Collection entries
- - - -

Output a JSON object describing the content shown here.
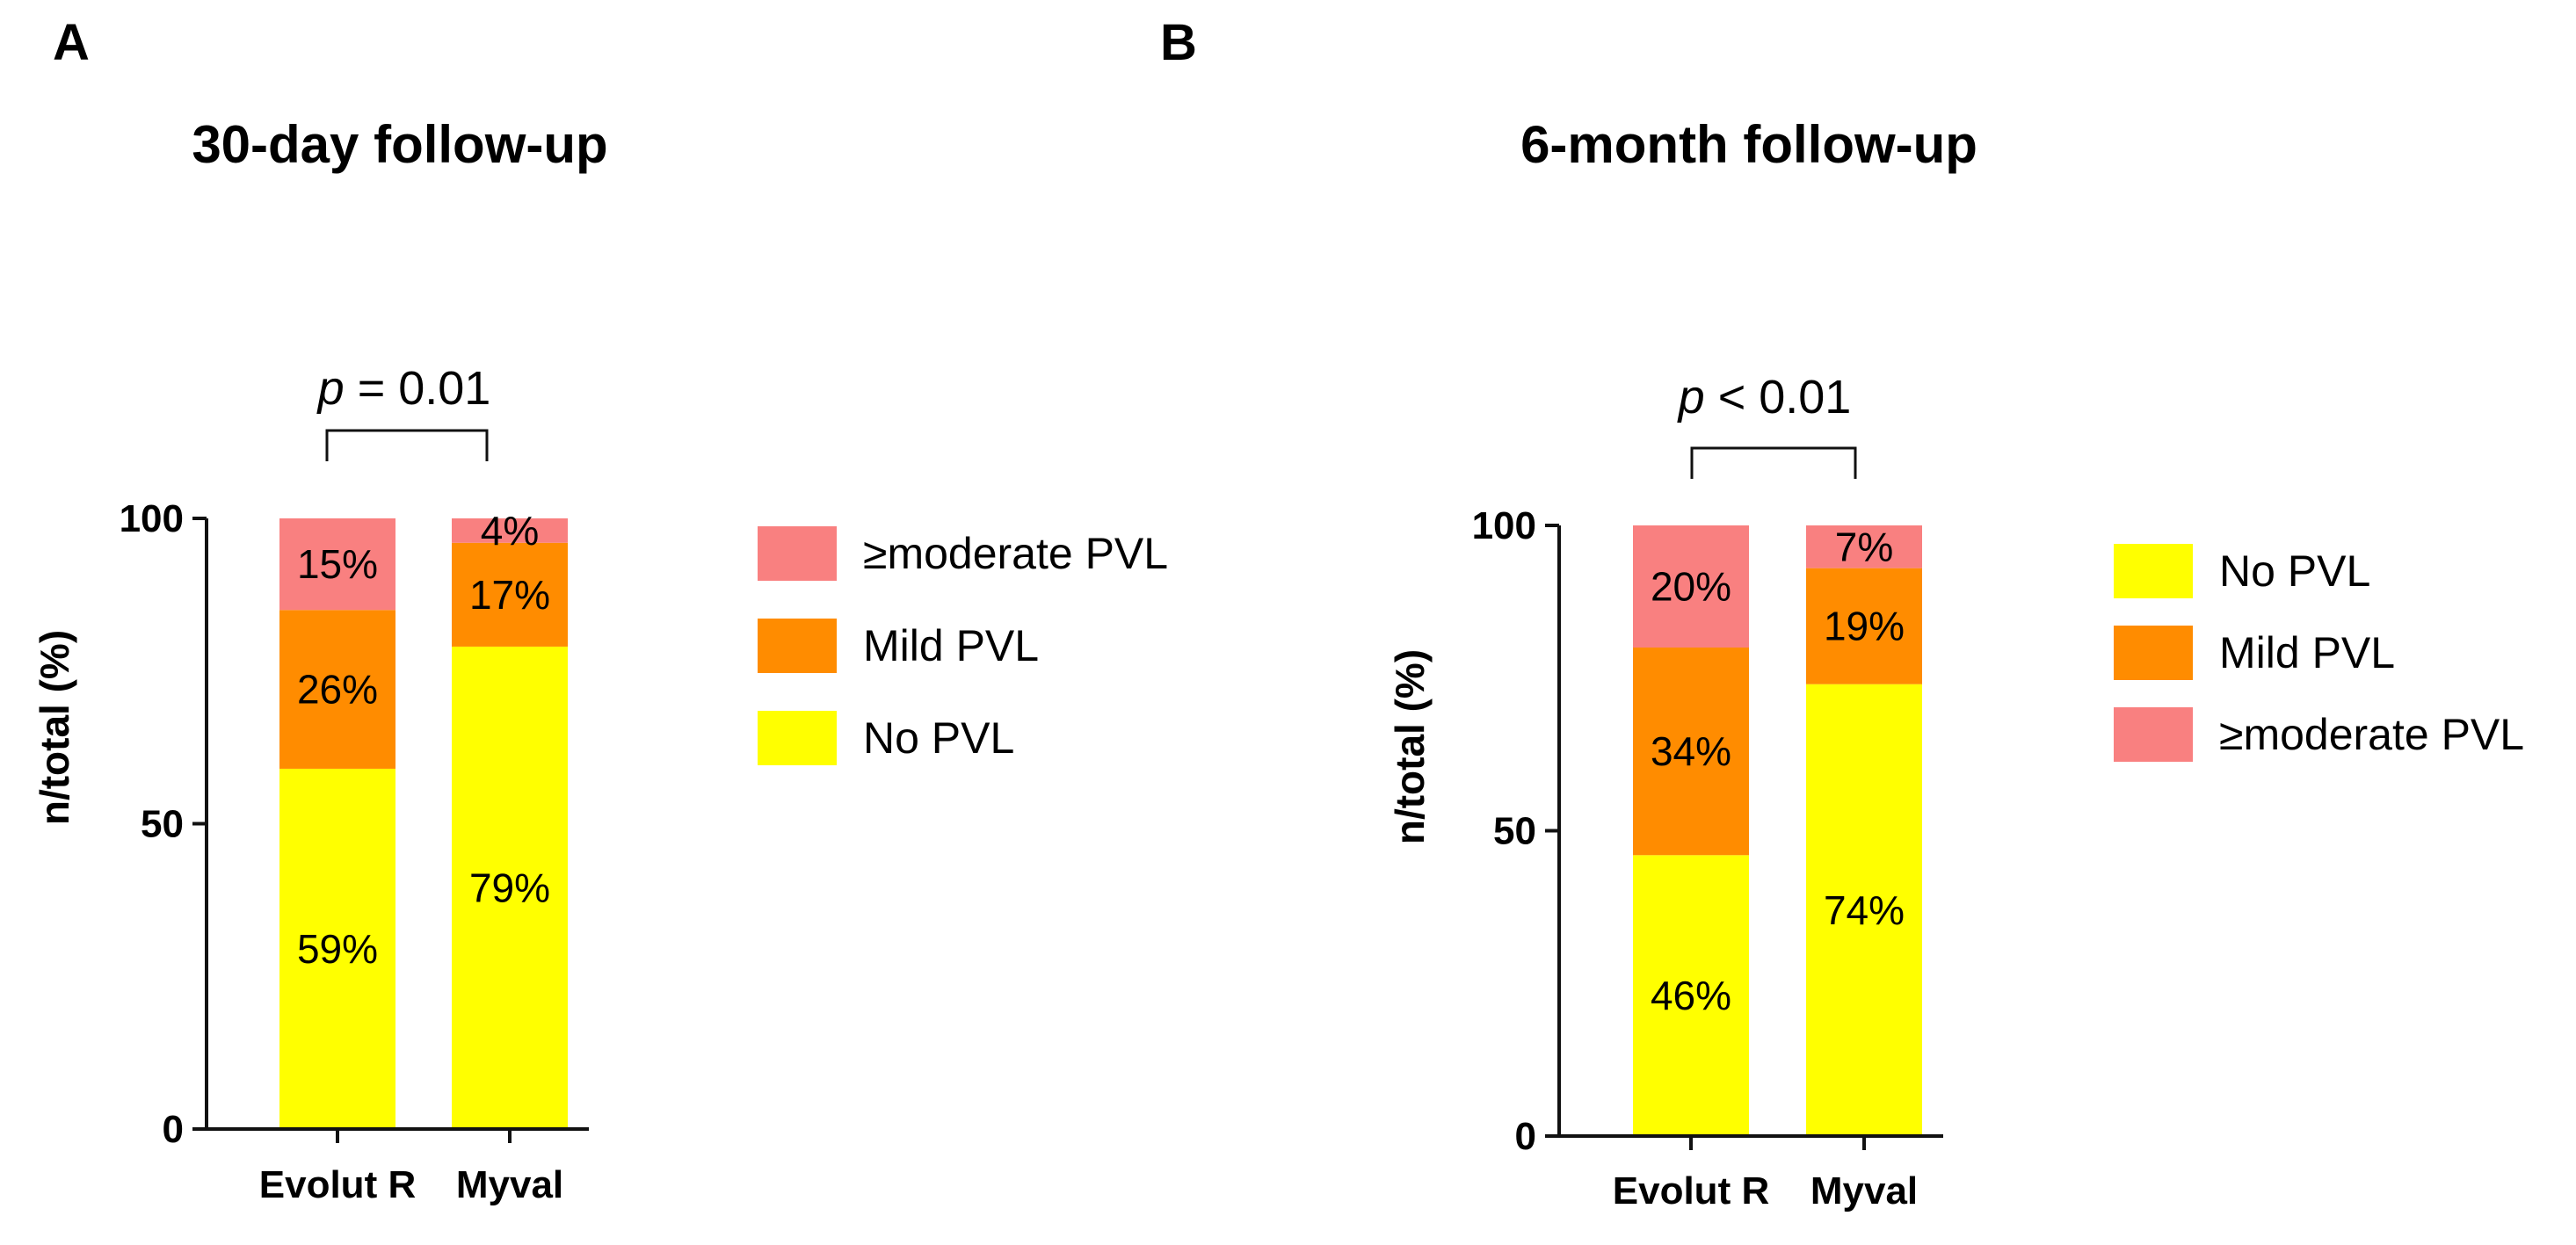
{
  "colors": {
    "no_pvl": "#ffff00",
    "mild_pvl": "#ff8c00",
    "moderate_pvl": "#f98080",
    "axis": "#111111"
  },
  "chart_data": [
    {
      "panel": "A",
      "type": "bar",
      "stacked": true,
      "title": "30-day follow-up",
      "ylabel": "n/total (%)",
      "xlabel": "",
      "ylim": [
        0,
        100
      ],
      "yticks": [
        "0",
        "50",
        "100"
      ],
      "categories": [
        "Evolut R",
        "Myval"
      ],
      "series": [
        {
          "name": "No PVL",
          "color_key": "no_pvl",
          "values": [
            59,
            79
          ],
          "labels": [
            "59%",
            "79%"
          ]
        },
        {
          "name": "Mild PVL",
          "color_key": "mild_pvl",
          "values": [
            26,
            17
          ],
          "labels": [
            "26%",
            "17%"
          ]
        },
        {
          "name": "≥moderate PVL",
          "color_key": "moderate_pvl",
          "values": [
            15,
            4
          ],
          "labels": [
            "15%",
            "4%"
          ]
        }
      ],
      "legend": {
        "placement": "right",
        "order": [
          "≥moderate PVL",
          "Mild PVL",
          "No PVL"
        ]
      },
      "annotation": {
        "p_symbol": "p",
        "p_rest": " = 0.01"
      }
    },
    {
      "panel": "B",
      "type": "bar",
      "stacked": true,
      "title": "6-month follow-up",
      "ylabel": "n/total (%)",
      "xlabel": "",
      "ylim": [
        0,
        100
      ],
      "yticks": [
        "0",
        "50",
        "100"
      ],
      "categories": [
        "Evolut R",
        "Myval"
      ],
      "series": [
        {
          "name": "No PVL",
          "color_key": "no_pvl",
          "values": [
            46,
            74
          ],
          "labels": [
            "46%",
            "74%"
          ]
        },
        {
          "name": "Mild PVL",
          "color_key": "mild_pvl",
          "values": [
            34,
            19
          ],
          "labels": [
            "34%",
            "19%"
          ]
        },
        {
          "name": "≥moderate PVL",
          "color_key": "moderate_pvl",
          "values": [
            20,
            7
          ],
          "labels": [
            "20%",
            "7%"
          ]
        }
      ],
      "legend": {
        "placement": "right",
        "order": [
          "No PVL",
          "Mild PVL",
          "≥moderate PVL"
        ]
      },
      "annotation": {
        "p_symbol": "p",
        "p_rest": " < 0.01"
      }
    }
  ]
}
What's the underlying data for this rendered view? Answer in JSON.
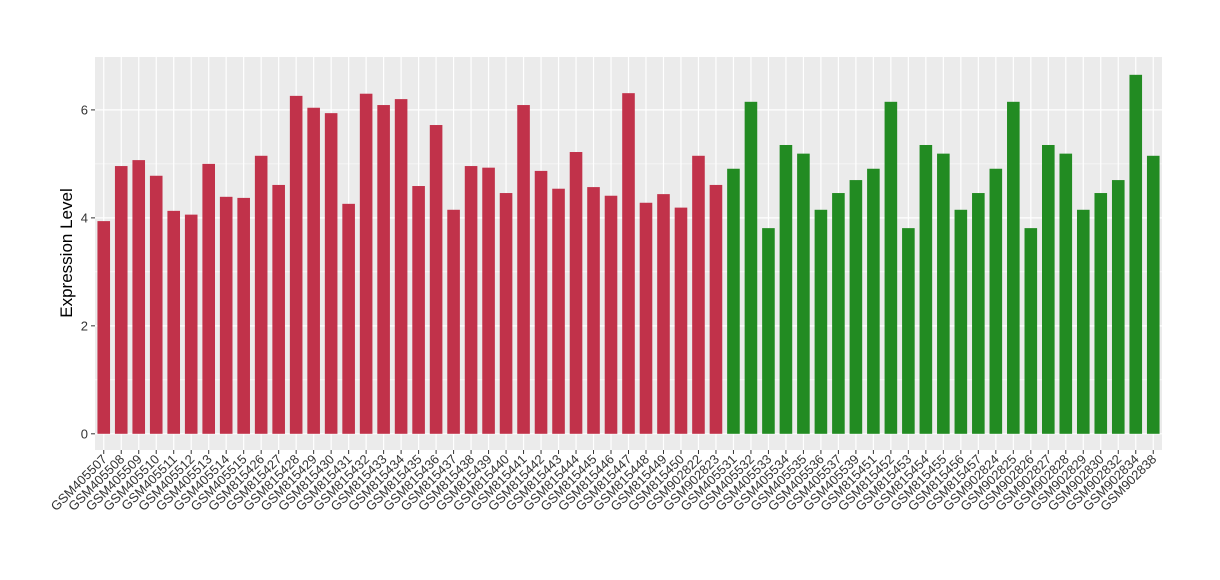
{
  "chart_data": {
    "type": "bar",
    "y_label": "Expression Level",
    "categories": [
      "GSM405507",
      "GSM405508",
      "GSM405509",
      "GSM405510",
      "GSM405511",
      "GSM405512",
      "GSM405513",
      "GSM405514",
      "GSM405515",
      "GSM815426",
      "GSM815427",
      "GSM815428",
      "GSM815429",
      "GSM815430",
      "GSM815431",
      "GSM815432",
      "GSM815433",
      "GSM815434",
      "GSM815435",
      "GSM815436",
      "GSM815437",
      "GSM815438",
      "GSM815439",
      "GSM815440",
      "GSM815441",
      "GSM815442",
      "GSM815443",
      "GSM815444",
      "GSM815445",
      "GSM815446",
      "GSM815447",
      "GSM815448",
      "GSM815449",
      "GSM815450",
      "GSM902822",
      "GSM902823",
      "GSM405531",
      "GSM405532",
      "GSM405533",
      "GSM405534",
      "GSM405535",
      "GSM405536",
      "GSM405537",
      "GSM405539",
      "GSM815451",
      "GSM815452",
      "GSM815453",
      "GSM815454",
      "GSM815455",
      "GSM815456",
      "GSM815457",
      "GSM902824",
      "GSM902825",
      "GSM902826",
      "GSM902827",
      "GSM902828",
      "GSM902829",
      "GSM902830",
      "GSM902832",
      "GSM902834",
      "GSM902838"
    ],
    "values": [
      3.94,
      4.96,
      5.07,
      4.78,
      4.13,
      4.06,
      5.0,
      4.39,
      4.37,
      5.15,
      4.61,
      6.26,
      6.04,
      5.94,
      4.26,
      6.3,
      6.09,
      6.2,
      4.59,
      5.72,
      4.15,
      4.96,
      4.93,
      4.46,
      6.09,
      4.87,
      4.54,
      5.22,
      4.57,
      4.41,
      6.31,
      4.28,
      4.44,
      4.19,
      5.15,
      4.61,
      4.91,
      6.15,
      3.81,
      5.35,
      5.19,
      4.15,
      4.46,
      4.7,
      4.91,
      6.15,
      3.81,
      5.35,
      5.19,
      4.15,
      4.46,
      4.91,
      6.15,
      3.81,
      5.35,
      5.19,
      4.15,
      4.46,
      4.7,
      6.65,
      5.15
    ],
    "colors": [
      "#c1324a",
      "#c1324a",
      "#c1324a",
      "#c1324a",
      "#c1324a",
      "#c1324a",
      "#c1324a",
      "#c1324a",
      "#c1324a",
      "#c1324a",
      "#c1324a",
      "#c1324a",
      "#c1324a",
      "#c1324a",
      "#c1324a",
      "#c1324a",
      "#c1324a",
      "#c1324a",
      "#c1324a",
      "#c1324a",
      "#c1324a",
      "#c1324a",
      "#c1324a",
      "#c1324a",
      "#c1324a",
      "#c1324a",
      "#c1324a",
      "#c1324a",
      "#c1324a",
      "#c1324a",
      "#c1324a",
      "#c1324a",
      "#c1324a",
      "#c1324a",
      "#c1324a",
      "#c1324a",
      "#228b22",
      "#228b22",
      "#228b22",
      "#228b22",
      "#228b22",
      "#228b22",
      "#228b22",
      "#228b22",
      "#228b22",
      "#228b22",
      "#228b22",
      "#228b22",
      "#228b22",
      "#228b22",
      "#228b22",
      "#228b22",
      "#228b22",
      "#228b22",
      "#228b22",
      "#228b22",
      "#228b22",
      "#228b22",
      "#228b22",
      "#228b22",
      "#228b22"
    ],
    "ylim": [
      -0.3,
      6.98
    ],
    "yticks": [
      0,
      2,
      4,
      6
    ],
    "grid": true
  }
}
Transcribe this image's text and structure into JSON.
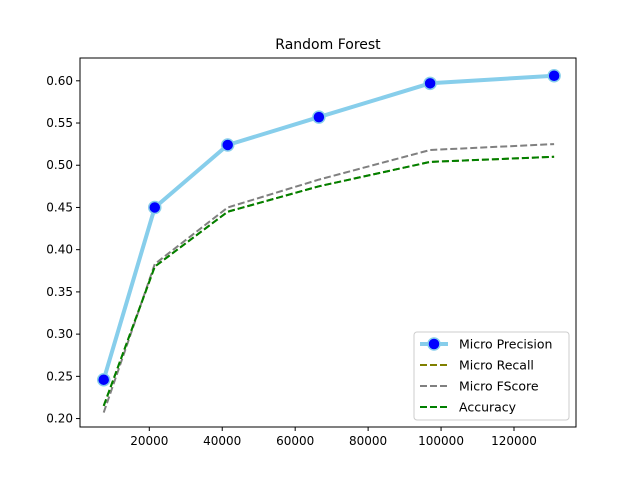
{
  "chart_data": {
    "type": "line",
    "title": "Random Forest",
    "xlabel": "",
    "ylabel": "",
    "xlim": [
      1000,
      137000
    ],
    "ylim": [
      0.19,
      0.627
    ],
    "xticks": [
      20000,
      40000,
      60000,
      80000,
      100000,
      120000
    ],
    "yticks": [
      0.2,
      0.25,
      0.3,
      0.35,
      0.4,
      0.45,
      0.5,
      0.55,
      0.6
    ],
    "x": [
      7500,
      21500,
      41500,
      66500,
      97000,
      131000
    ],
    "series": [
      {
        "name": "Micro Precision",
        "values": [
          0.246,
          0.45,
          0.524,
          0.557,
          0.597,
          0.606
        ],
        "color": "#87ceeb",
        "marker_color": "#0000ff",
        "style": "solid-marker"
      },
      {
        "name": "Micro Recall",
        "values": [
          0.215,
          0.38,
          0.445,
          0.475,
          0.504,
          0.51
        ],
        "color": "#808000",
        "style": "dashed"
      },
      {
        "name": "Micro FScore",
        "values": [
          0.207,
          0.383,
          0.45,
          0.483,
          0.518,
          0.525
        ],
        "color": "#808080",
        "style": "dashed"
      },
      {
        "name": "Accuracy",
        "values": [
          0.215,
          0.38,
          0.445,
          0.475,
          0.504,
          0.51
        ],
        "color": "#008000",
        "style": "dashed"
      }
    ],
    "legend": "lower-right",
    "grid": false
  }
}
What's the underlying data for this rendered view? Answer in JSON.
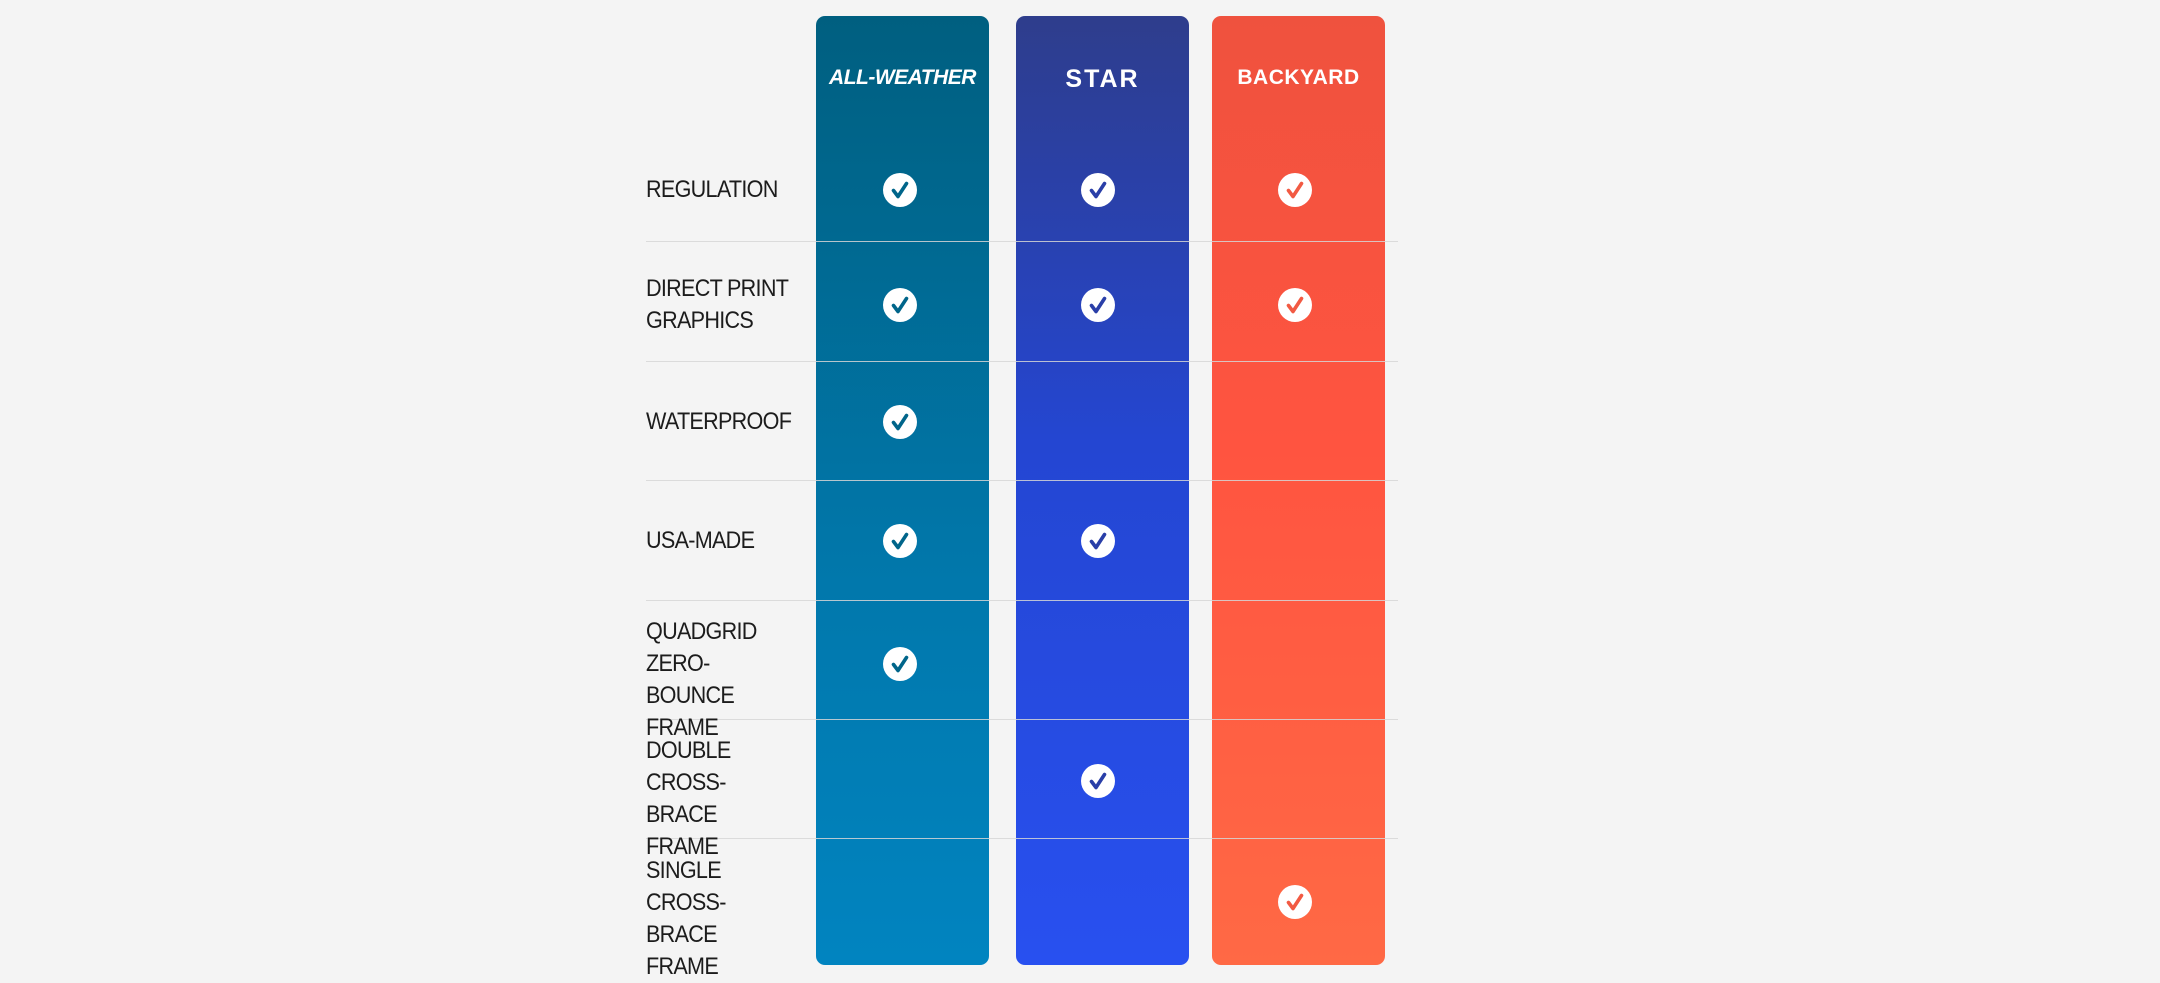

- - - -

**Problem**
Return all lines with the word "JSON" in them.

**Solution**
Output a JSON object describing the content shown here.
What's the underlying data for this rendered view? Answer in JSON.
Transcribe this image's text and structure into JSON.
What's the underlying data for this rendered view? Answer in JSON.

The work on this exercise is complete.